> _SUPPLIED DATA_
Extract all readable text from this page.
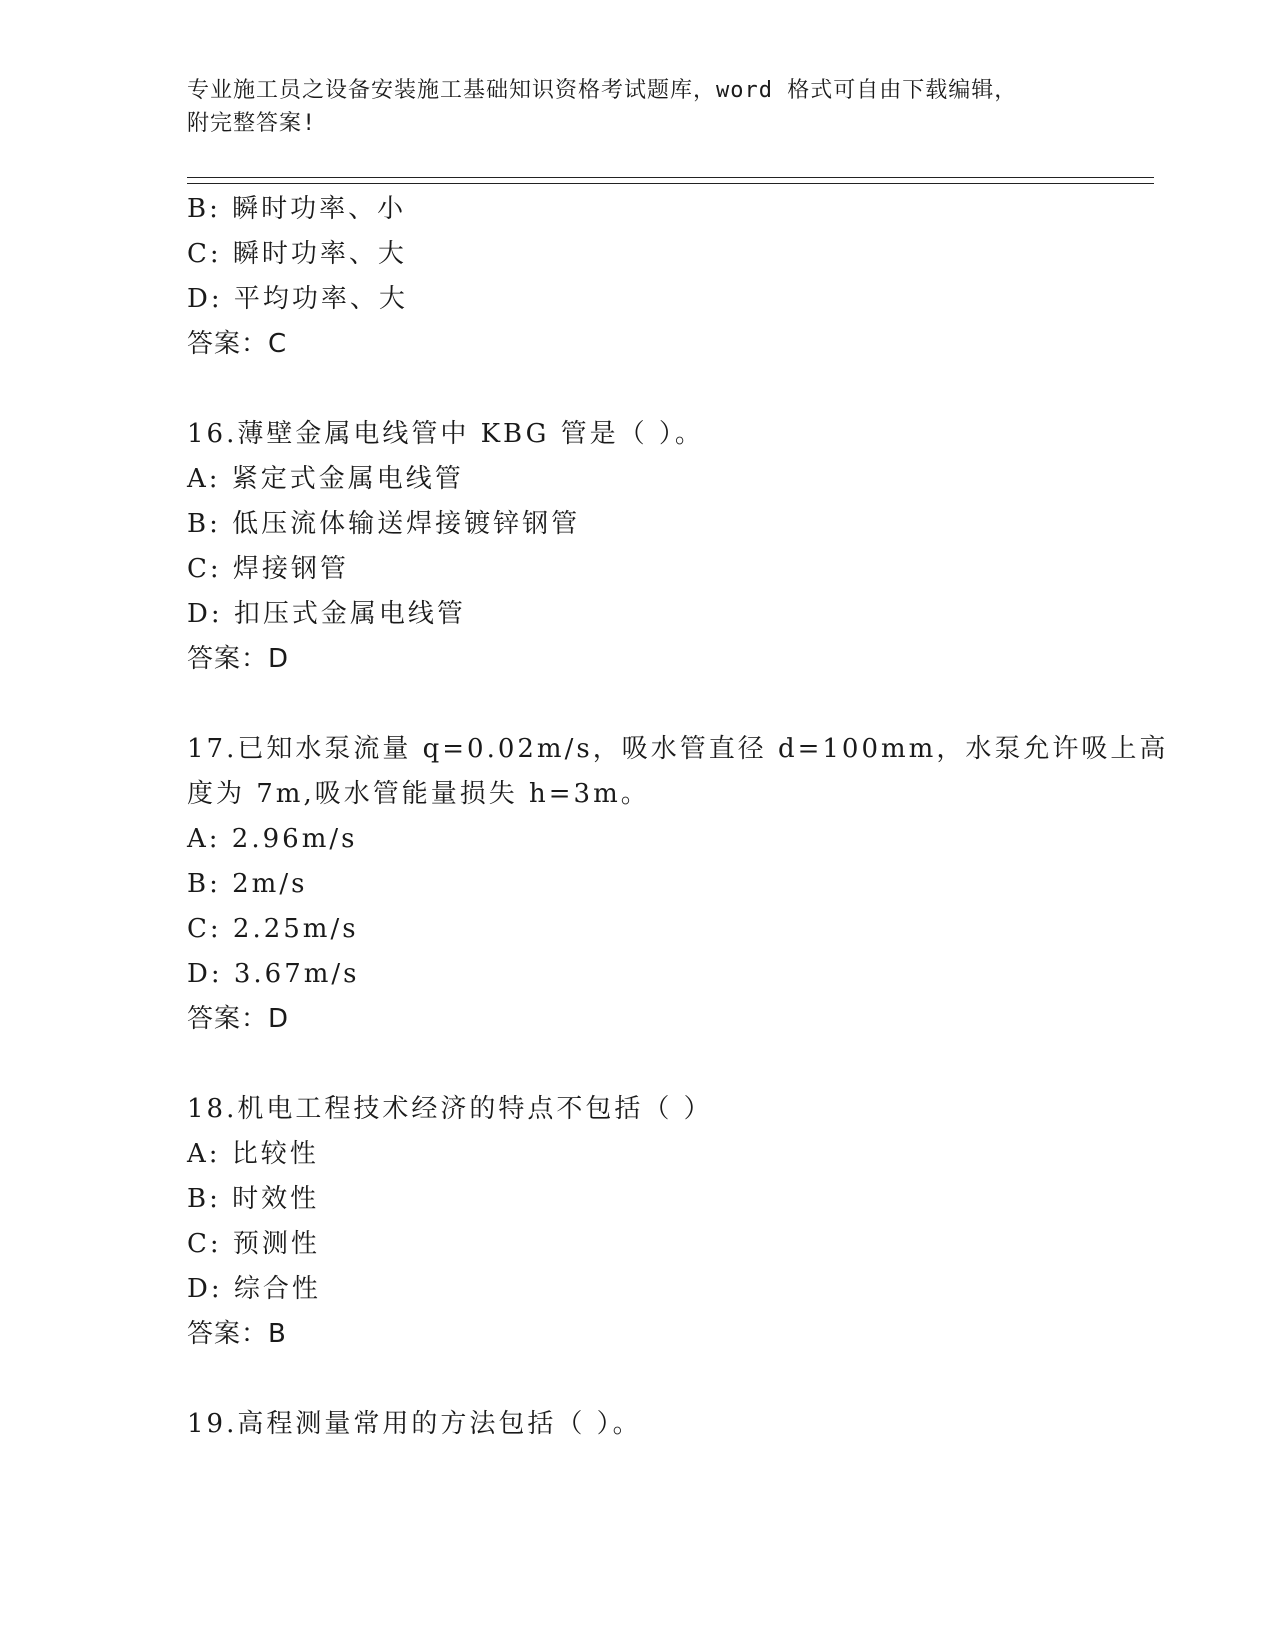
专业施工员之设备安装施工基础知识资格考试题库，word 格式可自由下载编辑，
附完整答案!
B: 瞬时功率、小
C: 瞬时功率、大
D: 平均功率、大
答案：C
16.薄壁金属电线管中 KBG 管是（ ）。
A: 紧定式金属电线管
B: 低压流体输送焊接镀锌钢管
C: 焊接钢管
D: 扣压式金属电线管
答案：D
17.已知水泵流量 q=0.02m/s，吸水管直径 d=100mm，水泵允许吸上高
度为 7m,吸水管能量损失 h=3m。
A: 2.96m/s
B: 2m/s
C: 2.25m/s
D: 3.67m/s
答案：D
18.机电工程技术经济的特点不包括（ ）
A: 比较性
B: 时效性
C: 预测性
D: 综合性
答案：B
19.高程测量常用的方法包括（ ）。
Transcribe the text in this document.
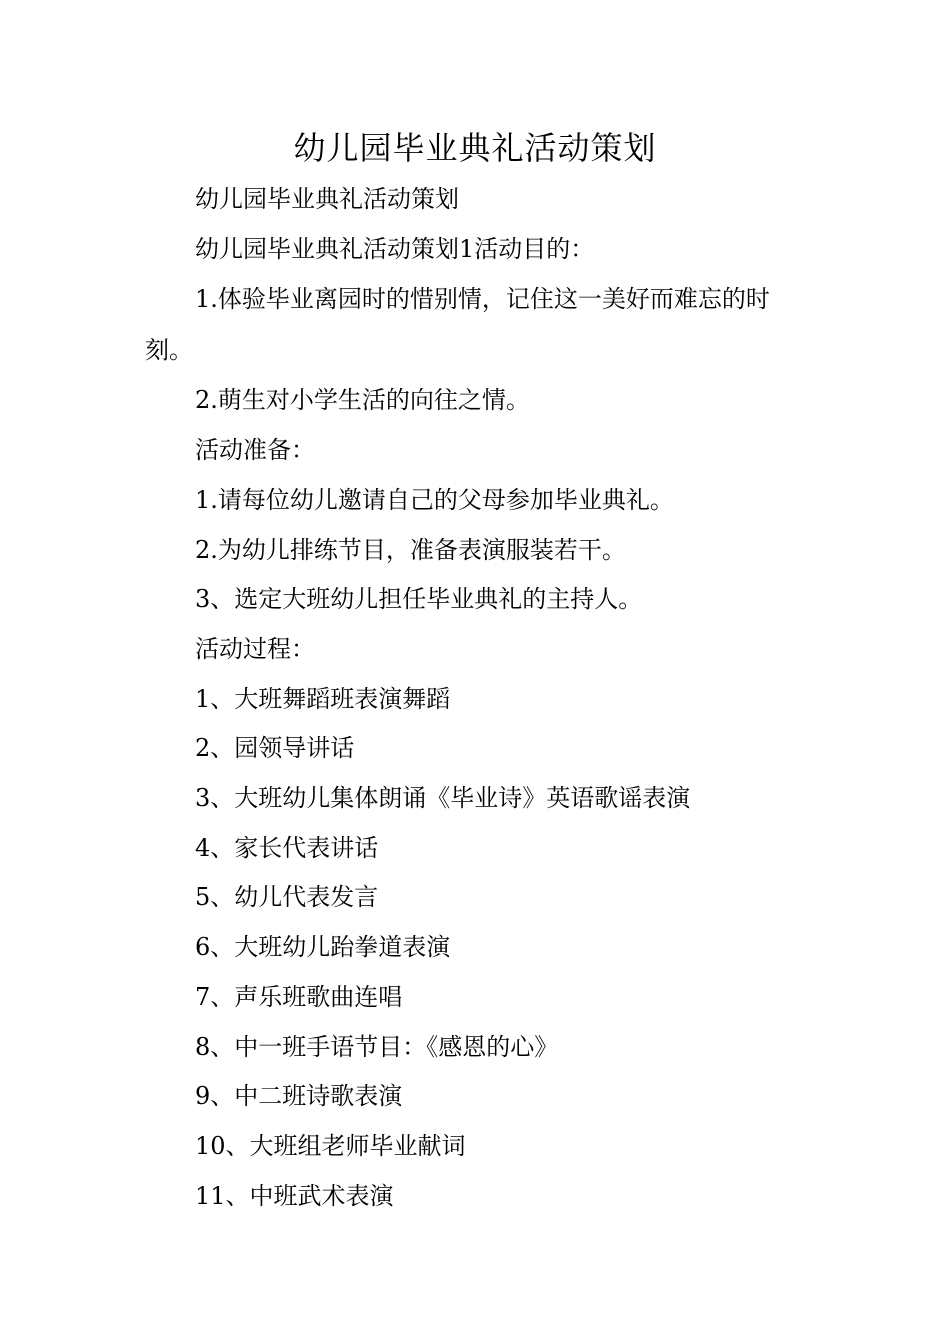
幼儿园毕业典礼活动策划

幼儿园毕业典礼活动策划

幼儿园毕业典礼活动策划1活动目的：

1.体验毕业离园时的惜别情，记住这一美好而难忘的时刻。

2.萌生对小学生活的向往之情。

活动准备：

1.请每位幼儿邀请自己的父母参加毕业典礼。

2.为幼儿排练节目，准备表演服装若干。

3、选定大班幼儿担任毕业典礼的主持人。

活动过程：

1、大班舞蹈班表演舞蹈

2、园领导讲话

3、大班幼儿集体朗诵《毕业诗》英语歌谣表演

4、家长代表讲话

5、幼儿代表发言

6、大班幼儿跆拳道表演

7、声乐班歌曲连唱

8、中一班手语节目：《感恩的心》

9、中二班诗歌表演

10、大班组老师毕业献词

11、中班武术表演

> _WRITTEN INSTRUCTION_
The lines to be quoted run from the line containing "Transcribe the text in this document." through the end of the entries above, both included; quote them exactly and leave out any pictures.

> _ANSWER TO THE TASK_
Transcribe the text in this document.
幼儿园毕业典礼活动策划

幼儿园毕业典礼活动策划

幼儿园毕业典礼活动策划1活动目的：

1.体验毕业离园时的惜别情，记住这一美好而难忘的时刻。

2.萌生对小学生活的向往之情。

活动准备：

1.请每位幼儿邀请自己的父母参加毕业典礼。

2.为幼儿排练节目，准备表演服装若干。

3、选定大班幼儿担任毕业典礼的主持人。

活动过程：

1、大班舞蹈班表演舞蹈

2、园领导讲话

3、大班幼儿集体朗诵《毕业诗》英语歌谣表演

4、家长代表讲话

5、幼儿代表发言

6、大班幼儿跆拳道表演

7、声乐班歌曲连唱

8、中一班手语节目：《感恩的心》

9、中二班诗歌表演

10、大班组老师毕业献词

11、中班武术表演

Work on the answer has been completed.